Tarefa proposta 1> No texto sobre segurança pública no Rio de Janeiro, por que os dois meses entre a Operação Carbono Oculto e a Operação Contenção são chamados de simbólicos? Responda em uma a três frases.

Se há poucas dúvidas quanto ao real impacto que décadas de operações militarizadas tiveram no combate ao crime organizado – vide a expansão das milícias e das facções – certo é que o impacto delas no cotidiano dos cidadãos comuns de favelas e periferias do Rio de Janeiro é avassalador.

Mas o mantra catastrófico, diariamente repetido nas redes e nos jornais de todo o País, de que o RJ não tem como dar certo conseguiu cumprir seu papel de consolidar a ideia de que não há alternativa. Criou-se também um certo paradoxo carioca: nas palavras dos especialistas, nada que já tenha sido feito pela segurança pública em qualquer outro lugar funcionaria no RJ, porque lá a coisa é diferente. Ao mesmo tempo, é a violência no RJ que serve de paradigma para estes mesmos especialistas no debate sobre as políticas de segurança de todo o País.

Aqui, não se trata de questionar o real tamanho do atual problema carioca, mas de entender os sentidos políticos dos debates que o circundam. O RJ não é o berço da maior facção criminosa do País, tampouco apresenta os piores índices criminais do Brasil, mas há uma escolha política de  produzir debates e pseudo-soluções que tenham seu cenário como referência única. 

Nesse sentido, os dois meses que separam a Operação Carbono Oculto da Operação Contenção são simbólicos. A primeira, uma ação de cooperação entre órgãos estaduais e federais, civis e policiais, atingiu o coração financeiro do PCC e o andar de cima do crime organizado, chegando até a Faria Lima sem disparar uma única bala. Mas foi a chacina da segunda que serviu de motor para desfigurar um projeto de lei de combate às facções proposto pelo governo, instaurar uma CPI sobre o crime organizado e movimentar os debates acerca da ainda estagnada PEC da Segurança Pública em apenas uma semana. Por quê?

O novo dicionário de segurança pública que está na ponta da língua das autoridades cariocas dá algumas respostas. “Seteiras”, “barricadas”, “troias”, “blackspots”, “guerra assimétrica”, “narcoterrismo”. O vocabulário repetido pela cúpula da Secretaria de Segurança do RJ passou a nortear as mesas-redondas e os discursos políticos mais acalorados em outras capitais e em Brasília, sustentando uma visão da violência e da criminalidade como questões meramente territoriais.

Em São Paulo, por exemplo, o governo passou a propagandear a letal Operação Escudo como “o maior evento policial de retomada do território e de intensificação das forças de segurança na América Latina”. Na capital paulista, a mudança da sede estadual para o centro colocou a Favela do Moinho na mira, criminalizando movimentos sociais e classificando o território como “bunker do PCC”, enquanto tratores derrubavam casas de moradores.

Portanto, nesse discurso o problema se resume a espaços perdidos ou conquistados, ganhos e perdas que adquirem um caráter militar no qual a guerra por territórios se sobrepõe a qualquer debate ou política pública de caráter econômico e social.

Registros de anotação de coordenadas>

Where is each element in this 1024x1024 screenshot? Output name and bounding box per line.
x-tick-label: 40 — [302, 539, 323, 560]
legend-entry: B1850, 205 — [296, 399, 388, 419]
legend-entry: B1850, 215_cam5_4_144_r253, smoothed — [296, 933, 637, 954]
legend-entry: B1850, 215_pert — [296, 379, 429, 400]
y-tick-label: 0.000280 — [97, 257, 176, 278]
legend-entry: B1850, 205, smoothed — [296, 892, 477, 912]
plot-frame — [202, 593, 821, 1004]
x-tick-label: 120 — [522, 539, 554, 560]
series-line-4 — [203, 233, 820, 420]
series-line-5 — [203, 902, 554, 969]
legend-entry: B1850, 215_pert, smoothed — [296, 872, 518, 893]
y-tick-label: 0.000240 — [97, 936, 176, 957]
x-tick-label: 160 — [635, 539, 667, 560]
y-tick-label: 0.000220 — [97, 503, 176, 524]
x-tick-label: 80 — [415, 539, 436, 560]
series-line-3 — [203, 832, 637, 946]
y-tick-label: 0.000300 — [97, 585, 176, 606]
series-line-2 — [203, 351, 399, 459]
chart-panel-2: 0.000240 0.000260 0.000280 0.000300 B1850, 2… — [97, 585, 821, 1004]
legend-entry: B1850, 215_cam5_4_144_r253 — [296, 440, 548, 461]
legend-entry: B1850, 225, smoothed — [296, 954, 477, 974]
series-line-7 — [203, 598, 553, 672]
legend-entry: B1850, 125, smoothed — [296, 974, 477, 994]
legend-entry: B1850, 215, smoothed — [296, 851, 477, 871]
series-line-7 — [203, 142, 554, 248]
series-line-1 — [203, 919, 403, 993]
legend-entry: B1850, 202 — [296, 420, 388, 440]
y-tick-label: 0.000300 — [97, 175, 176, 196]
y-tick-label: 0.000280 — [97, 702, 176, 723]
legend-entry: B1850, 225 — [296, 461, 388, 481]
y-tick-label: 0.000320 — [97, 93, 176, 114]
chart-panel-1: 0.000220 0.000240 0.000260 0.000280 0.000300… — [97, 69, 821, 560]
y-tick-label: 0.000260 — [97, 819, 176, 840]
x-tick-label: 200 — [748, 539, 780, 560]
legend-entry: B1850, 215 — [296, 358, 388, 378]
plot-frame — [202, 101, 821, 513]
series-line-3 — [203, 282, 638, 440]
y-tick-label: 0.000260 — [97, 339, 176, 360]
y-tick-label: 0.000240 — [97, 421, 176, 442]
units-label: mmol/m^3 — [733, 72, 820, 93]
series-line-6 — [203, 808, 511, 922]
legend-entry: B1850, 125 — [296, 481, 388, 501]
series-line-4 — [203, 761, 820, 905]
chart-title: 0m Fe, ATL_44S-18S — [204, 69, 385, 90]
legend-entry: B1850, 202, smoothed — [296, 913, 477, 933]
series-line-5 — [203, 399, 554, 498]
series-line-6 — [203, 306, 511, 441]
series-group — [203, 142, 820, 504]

Tarefa proposta 2> Conte quantas linhas dos registros contêm a palavra "plot". Dê só o número.

Resposta escrita 1> Porque a Carbono Oculto, uma ação de cooperação entre órgãos estaduais e federais, civis e policiais, atingiu o coração financeiro do PCC e o andar de cima do crime organizado sem disparar uma única bala. Mesmo assim, foi a chacina da Operação Contenção que, em apenas uma semana, serviu de motor para desfigurar um projeto de lei contra as facções, instaurar uma CPI sobre o crime organizado e movimentar os debates sobre a PEC da Segurança Pública.

Resposta escrita 2> 2